Below are entries to be transcribed exactly; exclude the pictures from the copy.

── Dataset rows

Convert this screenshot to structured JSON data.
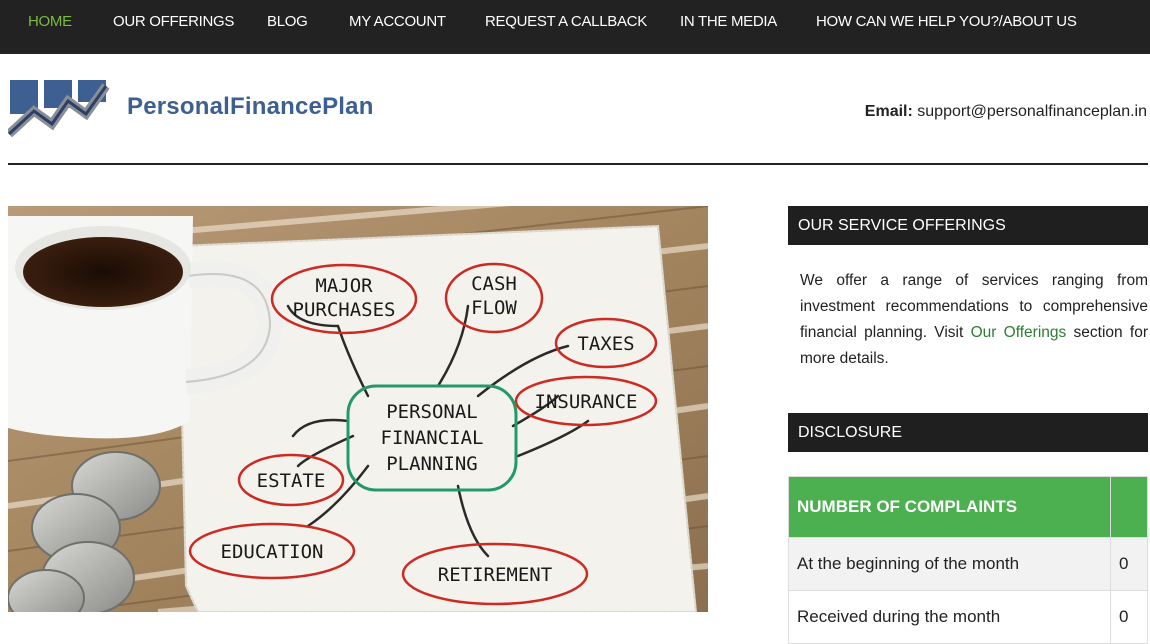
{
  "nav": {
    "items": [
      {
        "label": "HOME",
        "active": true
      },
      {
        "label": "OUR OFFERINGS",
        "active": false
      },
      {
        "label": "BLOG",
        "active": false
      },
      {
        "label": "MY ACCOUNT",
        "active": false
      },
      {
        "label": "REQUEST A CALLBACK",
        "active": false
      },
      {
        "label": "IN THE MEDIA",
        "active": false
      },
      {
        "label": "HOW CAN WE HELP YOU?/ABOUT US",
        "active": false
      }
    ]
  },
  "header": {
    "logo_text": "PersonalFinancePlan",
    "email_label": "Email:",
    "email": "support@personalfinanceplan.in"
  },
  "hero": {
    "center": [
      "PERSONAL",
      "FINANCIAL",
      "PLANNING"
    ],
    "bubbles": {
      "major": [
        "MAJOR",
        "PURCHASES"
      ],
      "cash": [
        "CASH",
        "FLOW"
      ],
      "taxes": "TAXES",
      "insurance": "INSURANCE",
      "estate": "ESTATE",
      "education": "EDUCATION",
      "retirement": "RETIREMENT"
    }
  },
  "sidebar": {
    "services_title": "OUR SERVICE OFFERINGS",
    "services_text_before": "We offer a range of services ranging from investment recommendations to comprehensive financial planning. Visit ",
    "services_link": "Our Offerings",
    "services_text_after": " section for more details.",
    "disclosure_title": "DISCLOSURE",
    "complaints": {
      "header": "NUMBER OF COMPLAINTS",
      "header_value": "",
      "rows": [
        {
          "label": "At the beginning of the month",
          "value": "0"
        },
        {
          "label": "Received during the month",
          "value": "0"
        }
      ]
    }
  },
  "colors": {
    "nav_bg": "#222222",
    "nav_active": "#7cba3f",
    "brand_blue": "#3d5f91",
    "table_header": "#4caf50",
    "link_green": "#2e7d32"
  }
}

────

**Finished task**
Convert this screenshot to structured JSON data.
{
  "nav": {
    "items": [
      {
        "label": "HOME",
        "active": true
      },
      {
        "label": "OUR OFFERINGS",
        "active": false
      },
      {
        "label": "BLOG",
        "active": false
      },
      {
        "label": "MY ACCOUNT",
        "active": false
      },
      {
        "label": "REQUEST A CALLBACK",
        "active": false
      },
      {
        "label": "IN THE MEDIA",
        "active": false
      },
      {
        "label": "HOW CAN WE HELP YOU?/ABOUT US",
        "active": false
      }
    ]
  },
  "header": {
    "logo_text": "PersonalFinancePlan",
    "email_label": "Email:",
    "email": "support@personalfinanceplan.in"
  },
  "hero": {
    "center": [
      "PERSONAL",
      "FINANCIAL",
      "PLANNING"
    ],
    "bubbles": {
      "major": [
        "MAJOR",
        "PURCHASES"
      ],
      "cash": [
        "CASH",
        "FLOW"
      ],
      "taxes": "TAXES",
      "insurance": "INSURANCE",
      "estate": "ESTATE",
      "education": "EDUCATION",
      "retirement": "RETIREMENT"
    }
  },
  "sidebar": {
    "services_title": "OUR SERVICE OFFERINGS",
    "services_text_before": "We offer a range of services ranging from investment recommendations to comprehensive financial planning. Visit ",
    "services_link": "Our Offerings",
    "services_text_after": " section for more details.",
    "disclosure_title": "DISCLOSURE",
    "complaints": {
      "header": "NUMBER OF COMPLAINTS",
      "header_value": "",
      "rows": [
        {
          "label": "At the beginning of the month",
          "value": "0"
        },
        {
          "label": "Received during the month",
          "value": "0"
        }
      ]
    }
  },
  "colors": {
    "nav_bg": "#222222",
    "nav_active": "#7cba3f",
    "brand_blue": "#3d5f91",
    "table_header": "#4caf50",
    "link_green": "#2e7d32"
  }
}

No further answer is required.